[START]

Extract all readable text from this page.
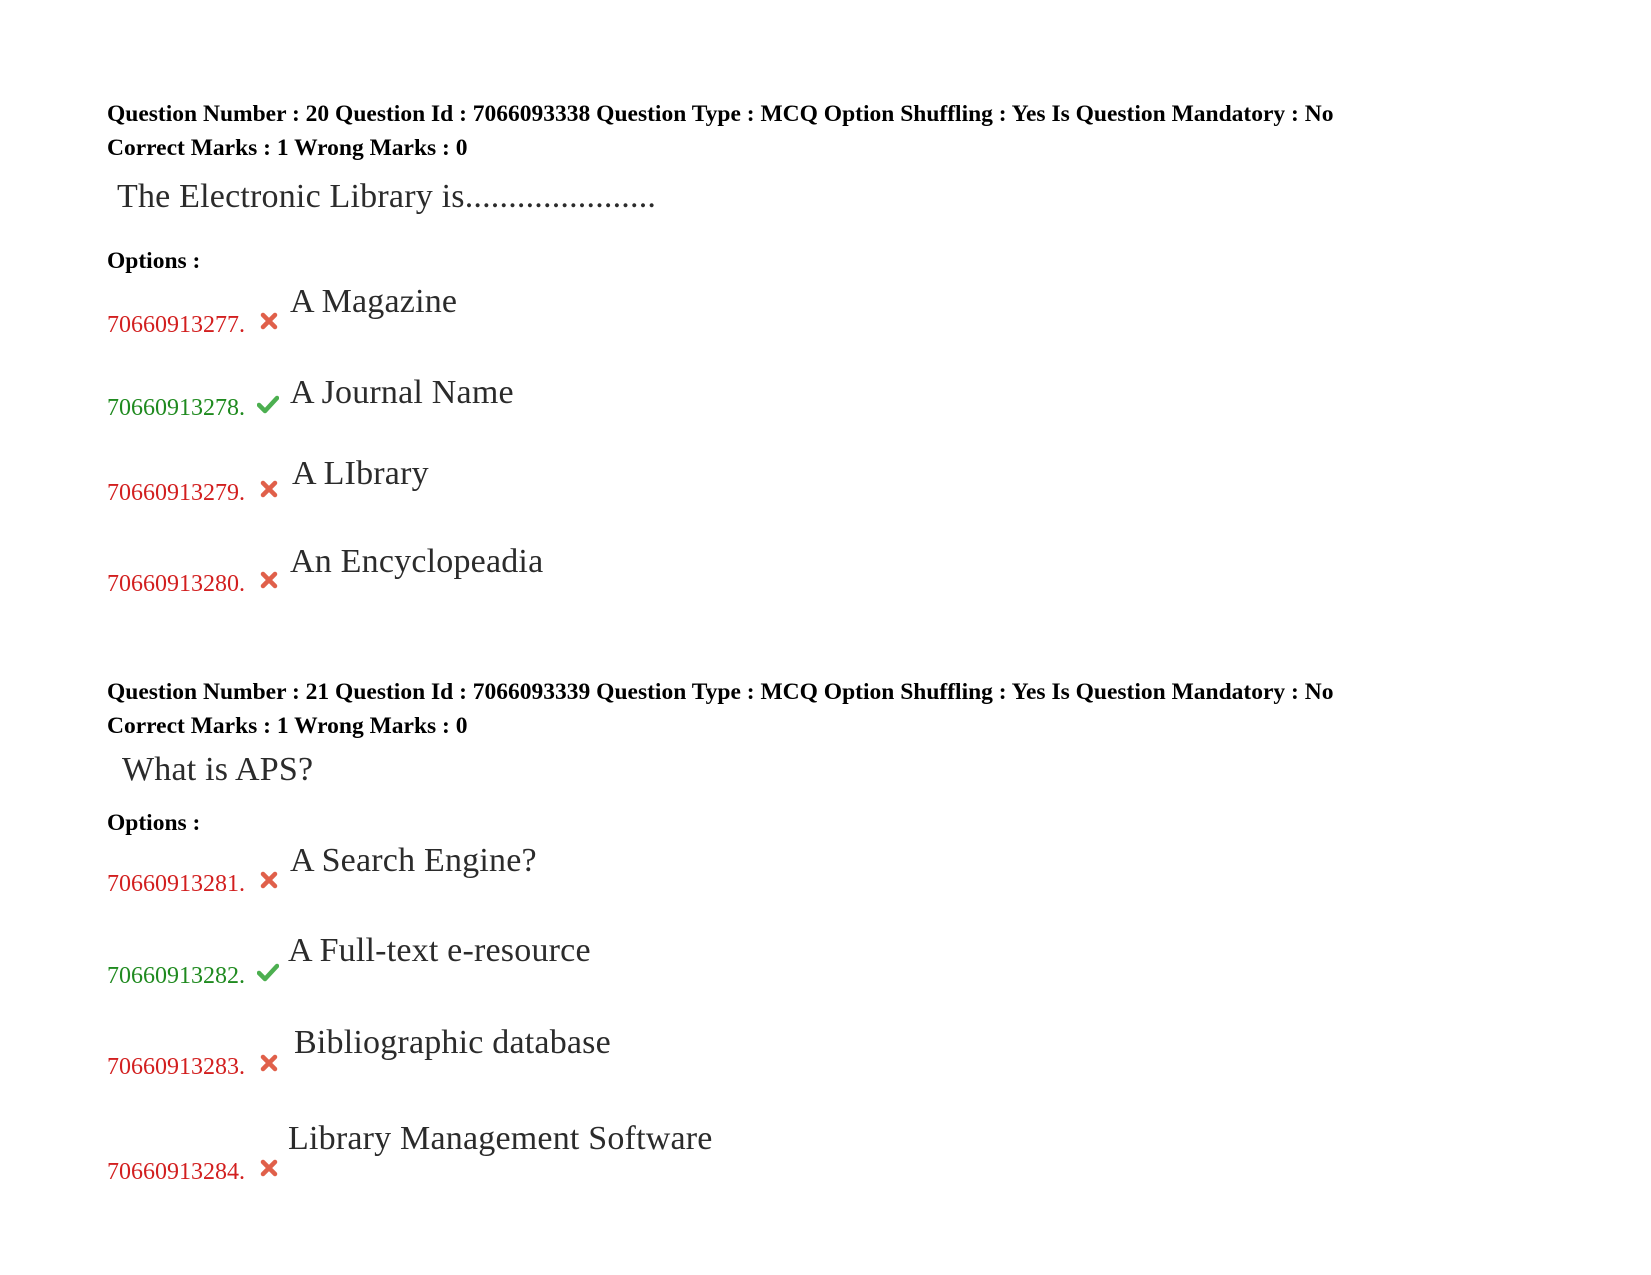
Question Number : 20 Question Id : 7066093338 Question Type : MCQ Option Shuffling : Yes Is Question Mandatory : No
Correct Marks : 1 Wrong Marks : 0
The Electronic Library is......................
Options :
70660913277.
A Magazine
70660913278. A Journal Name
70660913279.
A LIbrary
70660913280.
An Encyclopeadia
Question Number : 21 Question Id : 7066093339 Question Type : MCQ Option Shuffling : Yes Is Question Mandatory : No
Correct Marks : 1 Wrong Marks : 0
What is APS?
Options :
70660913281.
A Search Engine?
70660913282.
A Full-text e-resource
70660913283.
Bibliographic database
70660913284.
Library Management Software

[END]

• **Exercise description**: Repeat all of the data above word for word, minus the pictures.

• **Output**:
Extract all readable text from this page.
Question Number : 20 Question Id : 7066093338 Question Type : MCQ Option Shuffling : Yes Is Question Mandatory : No
Correct Marks : 1 Wrong Marks : 0
The Electronic Library is......................
Options :
70660913277.
A Magazine
70660913278. A Journal Name
70660913279.
A LIbrary
70660913280.
An Encyclopeadia
Question Number : 21 Question Id : 7066093339 Question Type : MCQ Option Shuffling : Yes Is Question Mandatory : No
Correct Marks : 1 Wrong Marks : 0
What is APS?
Options :
70660913281.
A Search Engine?
70660913282.
A Full-text e-resource
70660913283.
Bibliographic database
70660913284.
Library Management Software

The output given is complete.